### Work instructions
Below is a block of records; repeat each one exactly.

### Extracted information
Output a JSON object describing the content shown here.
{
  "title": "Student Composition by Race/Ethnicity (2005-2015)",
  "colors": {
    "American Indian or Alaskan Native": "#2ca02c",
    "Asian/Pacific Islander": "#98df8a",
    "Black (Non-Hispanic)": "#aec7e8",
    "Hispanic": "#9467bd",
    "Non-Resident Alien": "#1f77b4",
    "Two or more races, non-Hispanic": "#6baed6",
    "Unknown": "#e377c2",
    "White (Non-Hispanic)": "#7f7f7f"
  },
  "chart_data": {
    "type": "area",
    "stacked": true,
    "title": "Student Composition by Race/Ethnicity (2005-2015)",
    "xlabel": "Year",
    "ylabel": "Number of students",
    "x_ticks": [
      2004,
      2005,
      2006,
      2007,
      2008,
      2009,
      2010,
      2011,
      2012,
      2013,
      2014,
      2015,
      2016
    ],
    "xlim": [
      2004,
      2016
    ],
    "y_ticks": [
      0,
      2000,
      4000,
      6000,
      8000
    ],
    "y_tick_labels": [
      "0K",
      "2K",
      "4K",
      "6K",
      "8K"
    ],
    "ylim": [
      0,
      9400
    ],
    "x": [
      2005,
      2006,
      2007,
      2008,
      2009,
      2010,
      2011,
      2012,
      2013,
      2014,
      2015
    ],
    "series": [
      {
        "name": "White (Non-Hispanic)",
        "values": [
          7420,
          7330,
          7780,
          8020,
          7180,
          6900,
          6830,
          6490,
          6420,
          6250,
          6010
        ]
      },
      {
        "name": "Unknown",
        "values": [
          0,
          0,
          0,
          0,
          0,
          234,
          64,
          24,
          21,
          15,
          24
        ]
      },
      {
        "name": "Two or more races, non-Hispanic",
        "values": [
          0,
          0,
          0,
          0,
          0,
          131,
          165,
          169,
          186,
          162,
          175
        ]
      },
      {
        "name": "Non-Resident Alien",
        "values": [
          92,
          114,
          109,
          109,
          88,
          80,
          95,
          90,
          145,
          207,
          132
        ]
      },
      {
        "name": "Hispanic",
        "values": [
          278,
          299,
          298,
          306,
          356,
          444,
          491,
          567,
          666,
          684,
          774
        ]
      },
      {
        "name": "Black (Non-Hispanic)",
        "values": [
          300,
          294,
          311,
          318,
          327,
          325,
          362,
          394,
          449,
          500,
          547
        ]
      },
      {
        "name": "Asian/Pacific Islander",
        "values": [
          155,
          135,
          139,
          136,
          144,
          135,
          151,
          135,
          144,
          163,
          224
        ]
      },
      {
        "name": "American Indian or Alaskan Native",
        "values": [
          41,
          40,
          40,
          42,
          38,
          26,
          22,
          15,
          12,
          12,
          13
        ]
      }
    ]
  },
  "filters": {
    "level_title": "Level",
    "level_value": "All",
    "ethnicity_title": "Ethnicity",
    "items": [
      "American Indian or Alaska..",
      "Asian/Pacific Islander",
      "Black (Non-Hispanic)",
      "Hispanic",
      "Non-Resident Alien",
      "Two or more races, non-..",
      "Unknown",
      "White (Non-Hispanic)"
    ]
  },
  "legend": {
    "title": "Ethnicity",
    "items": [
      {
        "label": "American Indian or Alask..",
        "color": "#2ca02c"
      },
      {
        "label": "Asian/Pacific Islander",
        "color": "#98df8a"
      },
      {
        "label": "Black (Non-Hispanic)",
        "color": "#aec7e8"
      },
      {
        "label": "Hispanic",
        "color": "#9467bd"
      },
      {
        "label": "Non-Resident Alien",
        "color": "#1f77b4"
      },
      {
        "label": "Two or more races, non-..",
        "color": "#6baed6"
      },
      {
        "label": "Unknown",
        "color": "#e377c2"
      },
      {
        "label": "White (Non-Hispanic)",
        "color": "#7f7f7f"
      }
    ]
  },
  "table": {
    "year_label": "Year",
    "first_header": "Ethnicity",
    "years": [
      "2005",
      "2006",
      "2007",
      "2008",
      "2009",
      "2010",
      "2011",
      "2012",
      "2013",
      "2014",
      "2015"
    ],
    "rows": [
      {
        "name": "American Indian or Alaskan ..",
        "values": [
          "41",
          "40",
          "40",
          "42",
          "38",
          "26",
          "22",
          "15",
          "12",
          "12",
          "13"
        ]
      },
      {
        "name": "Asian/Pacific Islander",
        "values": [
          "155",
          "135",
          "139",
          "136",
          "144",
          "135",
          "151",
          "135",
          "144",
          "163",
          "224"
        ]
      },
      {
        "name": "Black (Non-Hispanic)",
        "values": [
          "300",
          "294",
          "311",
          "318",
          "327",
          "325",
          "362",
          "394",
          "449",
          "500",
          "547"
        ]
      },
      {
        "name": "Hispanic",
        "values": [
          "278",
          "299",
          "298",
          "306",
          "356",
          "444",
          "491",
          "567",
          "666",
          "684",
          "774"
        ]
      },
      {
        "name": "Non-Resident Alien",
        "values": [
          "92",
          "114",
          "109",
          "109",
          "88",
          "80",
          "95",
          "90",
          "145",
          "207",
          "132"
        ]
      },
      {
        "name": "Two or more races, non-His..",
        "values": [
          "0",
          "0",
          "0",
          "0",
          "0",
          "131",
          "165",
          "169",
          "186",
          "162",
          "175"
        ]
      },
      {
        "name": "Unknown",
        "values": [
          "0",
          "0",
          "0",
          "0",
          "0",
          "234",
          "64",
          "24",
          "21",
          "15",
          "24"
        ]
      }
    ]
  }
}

### Full output
Output a JSON object describing the content shown here.
{
  "title": "Student Composition by Race/Ethnicity (2005-2015)",
  "colors": {
    "American Indian or Alaskan Native": "#2ca02c",
    "Asian/Pacific Islander": "#98df8a",
    "Black (Non-Hispanic)": "#aec7e8",
    "Hispanic": "#9467bd",
    "Non-Resident Alien": "#1f77b4",
    "Two or more races, non-Hispanic": "#6baed6",
    "Unknown": "#e377c2",
    "White (Non-Hispanic)": "#7f7f7f"
  },
  "chart_data": {
    "type": "area",
    "stacked": true,
    "title": "Student Composition by Race/Ethnicity (2005-2015)",
    "xlabel": "Year",
    "ylabel": "Number of students",
    "x_ticks": [
      2004,
      2005,
      2006,
      2007,
      2008,
      2009,
      2010,
      2011,
      2012,
      2013,
      2014,
      2015,
      2016
    ],
    "xlim": [
      2004,
      2016
    ],
    "y_ticks": [
      0,
      2000,
      4000,
      6000,
      8000
    ],
    "y_tick_labels": [
      "0K",
      "2K",
      "4K",
      "6K",
      "8K"
    ],
    "ylim": [
      0,
      9400
    ],
    "x": [
      2005,
      2006,
      2007,
      2008,
      2009,
      2010,
      2011,
      2012,
      2013,
      2014,
      2015
    ],
    "series": [
      {
        "name": "White (Non-Hispanic)",
        "values": [
          7420,
          7330,
          7780,
          8020,
          7180,
          6900,
          6830,
          6490,
          6420,
          6250,
          6010
        ]
      },
      {
        "name": "Unknown",
        "values": [
          0,
          0,
          0,
          0,
          0,
          234,
          64,
          24,
          21,
          15,
          24
        ]
      },
      {
        "name": "Two or more races, non-Hispanic",
        "values": [
          0,
          0,
          0,
          0,
          0,
          131,
          165,
          169,
          186,
          162,
          175
        ]
      },
      {
        "name": "Non-Resident Alien",
        "values": [
          92,
          114,
          109,
          109,
          88,
          80,
          95,
          90,
          145,
          207,
          132
        ]
      },
      {
        "name": "Hispanic",
        "values": [
          278,
          299,
          298,
          306,
          356,
          444,
          491,
          567,
          666,
          684,
          774
        ]
      },
      {
        "name": "Black (Non-Hispanic)",
        "values": [
          300,
          294,
          311,
          318,
          327,
          325,
          362,
          394,
          449,
          500,
          547
        ]
      },
      {
        "name": "Asian/Pacific Islander",
        "values": [
          155,
          135,
          139,
          136,
          144,
          135,
          151,
          135,
          144,
          163,
          224
        ]
      },
      {
        "name": "American Indian or Alaskan Native",
        "values": [
          41,
          40,
          40,
          42,
          38,
          26,
          22,
          15,
          12,
          12,
          13
        ]
      }
    ]
  },
  "filters": {
    "level_title": "Level",
    "level_value": "All",
    "ethnicity_title": "Ethnicity",
    "items": [
      "American Indian or Alaska..",
      "Asian/Pacific Islander",
      "Black (Non-Hispanic)",
      "Hispanic",
      "Non-Resident Alien",
      "Two or more races, non-..",
      "Unknown",
      "White (Non-Hispanic)"
    ]
  },
  "legend": {
    "title": "Ethnicity",
    "items": [
      {
        "label": "American Indian or Alask..",
        "color": "#2ca02c"
      },
      {
        "label": "Asian/Pacific Islander",
        "color": "#98df8a"
      },
      {
        "label": "Black (Non-Hispanic)",
        "color": "#aec7e8"
      },
      {
        "label": "Hispanic",
        "color": "#9467bd"
      },
      {
        "label": "Non-Resident Alien",
        "color": "#1f77b4"
      },
      {
        "label": "Two or more races, non-..",
        "color": "#6baed6"
      },
      {
        "label": "Unknown",
        "color": "#e377c2"
      },
      {
        "label": "White (Non-Hispanic)",
        "color": "#7f7f7f"
      }
    ]
  },
  "table": {
    "year_label": "Year",
    "first_header": "Ethnicity",
    "years": [
      "2005",
      "2006",
      "2007",
      "2008",
      "2009",
      "2010",
      "2011",
      "2012",
      "2013",
      "2014",
      "2015"
    ],
    "rows": [
      {
        "name": "American Indian or Alaskan ..",
        "values": [
          "41",
          "40",
          "40",
          "42",
          "38",
          "26",
          "22",
          "15",
          "12",
          "12",
          "13"
        ]
      },
      {
        "name": "Asian/Pacific Islander",
        "values": [
          "155",
          "135",
          "139",
          "136",
          "144",
          "135",
          "151",
          "135",
          "144",
          "163",
          "224"
        ]
      },
      {
        "name": "Black (Non-Hispanic)",
        "values": [
          "300",
          "294",
          "311",
          "318",
          "327",
          "325",
          "362",
          "394",
          "449",
          "500",
          "547"
        ]
      },
      {
        "name": "Hispanic",
        "values": [
          "278",
          "299",
          "298",
          "306",
          "356",
          "444",
          "491",
          "567",
          "666",
          "684",
          "774"
        ]
      },
      {
        "name": "Non-Resident Alien",
        "values": [
          "92",
          "114",
          "109",
          "109",
          "88",
          "80",
          "95",
          "90",
          "145",
          "207",
          "132"
        ]
      },
      {
        "name": "Two or more races, non-His..",
        "values": [
          "0",
          "0",
          "0",
          "0",
          "0",
          "131",
          "165",
          "169",
          "186",
          "162",
          "175"
        ]
      },
      {
        "name": "Unknown",
        "values": [
          "0",
          "0",
          "0",
          "0",
          "0",
          "234",
          "64",
          "24",
          "21",
          "15",
          "24"
        ]
      }
    ]
  }
}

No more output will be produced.